TASK GOAL: Return the listing below exactly, with the pictures dropped.

+ + + +

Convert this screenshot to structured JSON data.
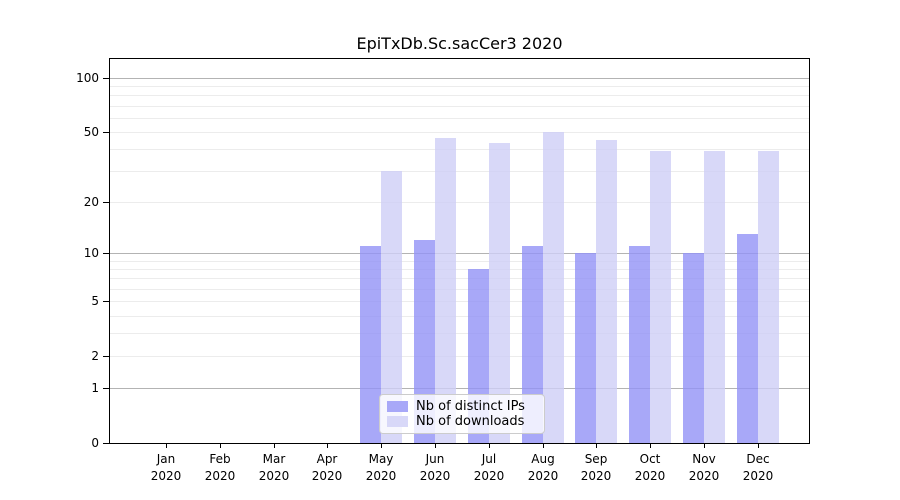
{
  "title": "EpiTxDb.Sc.sacCer3 2020",
  "chart_data": {
    "type": "bar",
    "title": "EpiTxDb.Sc.sacCer3 2020",
    "months": [
      "Jan",
      "Feb",
      "Mar",
      "Apr",
      "May",
      "Jun",
      "Jul",
      "Aug",
      "Sep",
      "Oct",
      "Nov",
      "Dec"
    ],
    "year": "2020",
    "series": [
      {
        "name": "Nb of distinct IPs",
        "fill": "rgba(146,146,246,0.8)",
        "swatch": "#a8a8f8",
        "values": [
          0,
          0,
          0,
          0,
          11,
          12,
          8,
          11,
          10,
          11,
          10,
          13
        ]
      },
      {
        "name": "Nb of downloads",
        "fill": "rgba(206,206,246,0.8)",
        "swatch": "#d8d8f8",
        "values": [
          0,
          0,
          0,
          0,
          30,
          46,
          43,
          50,
          45,
          39,
          39,
          39
        ]
      }
    ],
    "yscale": "log1p",
    "yticks": [
      0,
      1,
      2,
      5,
      10,
      20,
      50,
      100
    ],
    "major_gridlines": [
      1,
      10,
      100
    ],
    "minor_gridlines": [
      2,
      3,
      4,
      5,
      6,
      7,
      8,
      9,
      20,
      30,
      40,
      50,
      60,
      70,
      80,
      90
    ],
    "ylim": [
      0,
      127
    ],
    "grid": true,
    "legend_position": "lower-center",
    "colors": {
      "major_grid": "#b3b3b3",
      "minor_grid": "#ececec",
      "axis": "#000000",
      "background": "#ffffff"
    }
  }
}
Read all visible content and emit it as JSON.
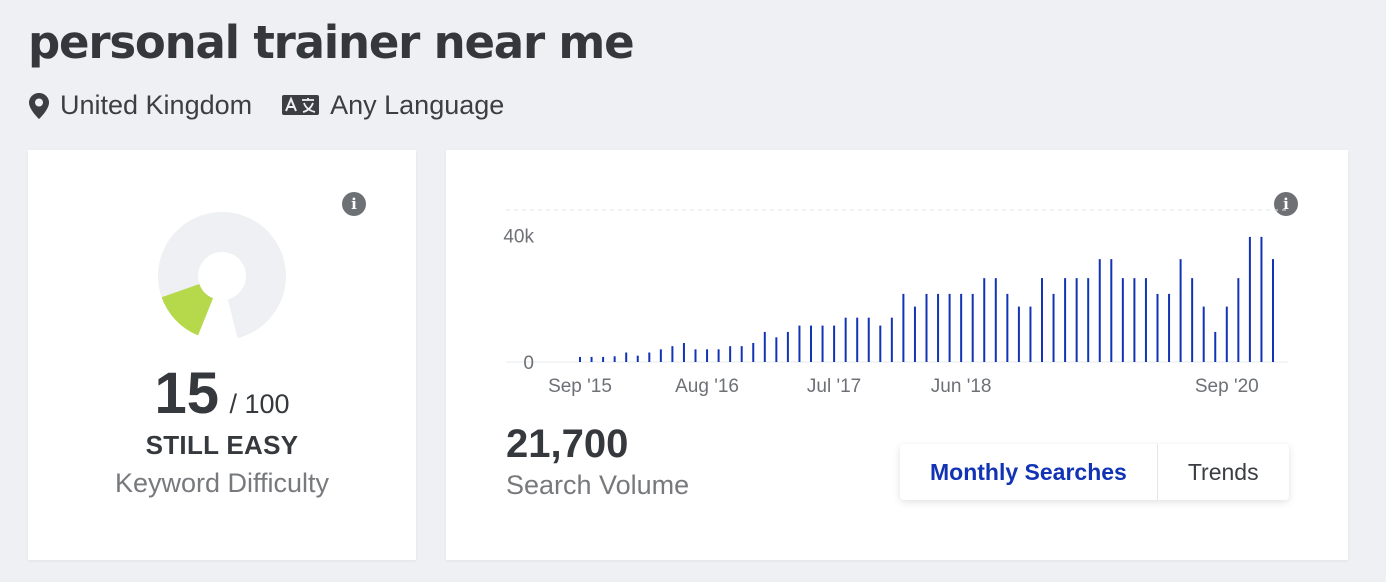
{
  "keyword": {
    "title": "personal trainer near me"
  },
  "filters": {
    "location": "United Kingdom",
    "language": "Any Language"
  },
  "difficulty": {
    "score": "15",
    "max": "/ 100",
    "verdict": "STILL EASY",
    "label": "Keyword Difficulty",
    "score_fraction": 0.15,
    "accent_color": "#b6d94c"
  },
  "volume": {
    "value": "21,700",
    "label": "Search Volume",
    "tabs": {
      "monthly": "Monthly Searches",
      "trends": "Trends"
    },
    "active_tab": "monthly",
    "accent_color": "#1234b4"
  },
  "chart_data": {
    "type": "bar",
    "x_tick_labels": [
      "Sep '15",
      "Aug '16",
      "Jul '17",
      "Jun '18",
      "Sep '20"
    ],
    "y_tick_labels": [
      "0",
      "40k"
    ],
    "ylim": [
      0,
      48000
    ],
    "grid": true,
    "values": [
      1600,
      1600,
      1600,
      1800,
      3000,
      2000,
      3000,
      4000,
      5000,
      6000,
      4000,
      4000,
      4000,
      5000,
      5000,
      6000,
      9500,
      7800,
      9500,
      11500,
      11500,
      11500,
      11500,
      14000,
      14000,
      14000,
      11500,
      14000,
      21500,
      17500,
      21500,
      21500,
      21500,
      21500,
      21500,
      26500,
      26500,
      21500,
      17500,
      17500,
      26500,
      21500,
      26500,
      26500,
      26500,
      32500,
      32500,
      26500,
      26500,
      26500,
      21500,
      21500,
      32500,
      26500,
      17500,
      9500,
      17500,
      26500,
      39500,
      39500,
      32500
    ]
  }
}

+ + + +

RESPONSE TO THE EXERCISE:
Convert this screenshot to structured JSON data.
{
  "title": "EpiTxDb.Sc.sacCer3 2020",
  "chart_data": {
    "type": "bar",
    "title": "EpiTxDb.Sc.sacCer3 2020",
    "months": [
      "Jan",
      "Feb",
      "Mar",
      "Apr",
      "May",
      "Jun",
      "Jul",
      "Aug",
      "Sep",
      "Oct",
      "Nov",
      "Dec"
    ],
    "year": "2020",
    "series": [
      {
        "name": "Nb of distinct IPs",
        "fill": "rgba(146,146,246,0.8)",
        "swatch": "#a8a8f8",
        "values": [
          0,
          0,
          0,
          0,
          11,
          12,
          8,
          11,
          10,
          11,
          10,
          13
        ]
      },
      {
        "name": "Nb of downloads",
        "fill": "rgba(206,206,246,0.8)",
        "swatch": "#d8d8f8",
        "values": [
          0,
          0,
          0,
          0,
          30,
          46,
          43,
          50,
          45,
          39,
          39,
          39
        ]
      }
    ],
    "yscale": "log1p",
    "yticks": [
      0,
      1,
      2,
      5,
      10,
      20,
      50,
      100
    ],
    "major_gridlines": [
      1,
      10,
      100
    ],
    "minor_gridlines": [
      2,
      3,
      4,
      5,
      6,
      7,
      8,
      9,
      20,
      30,
      40,
      50,
      60,
      70,
      80,
      90
    ],
    "ylim": [
      0,
      127
    ],
    "grid": true,
    "legend_position": "lower-center",
    "colors": {
      "major_grid": "#b3b3b3",
      "minor_grid": "#ececec",
      "axis": "#000000",
      "background": "#ffffff"
    }
  }
}
Read all visible content and emit it as JSON.
{
  "keyword": {
    "title": "personal trainer near me"
  },
  "filters": {
    "location": "United Kingdom",
    "language": "Any Language"
  },
  "difficulty": {
    "score": "15",
    "max": "/ 100",
    "verdict": "STILL EASY",
    "label": "Keyword Difficulty",
    "score_fraction": 0.15,
    "accent_color": "#b6d94c"
  },
  "volume": {
    "value": "21,700",
    "label": "Search Volume",
    "tabs": {
      "monthly": "Monthly Searches",
      "trends": "Trends"
    },
    "active_tab": "monthly",
    "accent_color": "#1234b4"
  },
  "chart_data": {
    "type": "bar",
    "x_tick_labels": [
      "Sep '15",
      "Aug '16",
      "Jul '17",
      "Jun '18",
      "Sep '20"
    ],
    "y_tick_labels": [
      "0",
      "40k"
    ],
    "ylim": [
      0,
      48000
    ],
    "grid": true,
    "values": [
      1600,
      1600,
      1600,
      1800,
      3000,
      2000,
      3000,
      4000,
      5000,
      6000,
      4000,
      4000,
      4000,
      5000,
      5000,
      6000,
      9500,
      7800,
      9500,
      11500,
      11500,
      11500,
      11500,
      14000,
      14000,
      14000,
      11500,
      14000,
      21500,
      17500,
      21500,
      21500,
      21500,
      21500,
      21500,
      26500,
      26500,
      21500,
      17500,
      17500,
      26500,
      21500,
      26500,
      26500,
      26500,
      32500,
      32500,
      26500,
      26500,
      26500,
      21500,
      21500,
      32500,
      26500,
      17500,
      9500,
      17500,
      26500,
      39500,
      39500,
      32500
    ]
  }
}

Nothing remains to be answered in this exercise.